Transcribe the listing below word for word.
=-=-=-=-=
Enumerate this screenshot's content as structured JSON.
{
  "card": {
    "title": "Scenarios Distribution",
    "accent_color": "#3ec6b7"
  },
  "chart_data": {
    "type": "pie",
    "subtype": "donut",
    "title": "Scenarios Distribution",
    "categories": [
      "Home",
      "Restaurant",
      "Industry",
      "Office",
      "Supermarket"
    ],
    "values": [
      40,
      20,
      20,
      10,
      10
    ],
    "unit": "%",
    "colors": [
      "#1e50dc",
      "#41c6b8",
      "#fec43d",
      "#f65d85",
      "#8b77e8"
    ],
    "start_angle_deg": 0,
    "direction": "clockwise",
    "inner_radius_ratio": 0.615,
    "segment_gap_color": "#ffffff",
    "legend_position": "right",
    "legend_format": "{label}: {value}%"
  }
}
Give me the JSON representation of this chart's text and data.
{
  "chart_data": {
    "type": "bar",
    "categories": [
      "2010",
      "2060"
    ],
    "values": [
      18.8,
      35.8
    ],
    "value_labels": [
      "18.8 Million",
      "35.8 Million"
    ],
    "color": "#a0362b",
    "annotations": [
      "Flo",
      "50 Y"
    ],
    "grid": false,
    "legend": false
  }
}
=-=-=-=-=
Exercise result
Enumerate this screenshot's content as structured JSON.
{
  "card": {
    "title": "Scenarios Distribution",
    "accent_color": "#3ec6b7"
  },
  "chart_data": {
    "type": "pie",
    "subtype": "donut",
    "title": "Scenarios Distribution",
    "categories": [
      "Home",
      "Restaurant",
      "Industry",
      "Office",
      "Supermarket"
    ],
    "values": [
      40,
      20,
      20,
      10,
      10
    ],
    "unit": "%",
    "colors": [
      "#1e50dc",
      "#41c6b8",
      "#fec43d",
      "#f65d85",
      "#8b77e8"
    ],
    "start_angle_deg": 0,
    "direction": "clockwise",
    "inner_radius_ratio": 0.615,
    "segment_gap_color": "#ffffff",
    "legend_position": "right",
    "legend_format": "{label}: {value}%"
  }
}
Give me the JSON representation of this chart's text and data.
{
  "chart_data": {
    "type": "bar",
    "categories": [
      "2010",
      "2060"
    ],
    "values": [
      18.8,
      35.8
    ],
    "value_labels": [
      "18.8 Million",
      "35.8 Million"
    ],
    "color": "#a0362b",
    "annotations": [
      "Flo",
      "50 Y"
    ],
    "grid": false,
    "legend": false
  }
}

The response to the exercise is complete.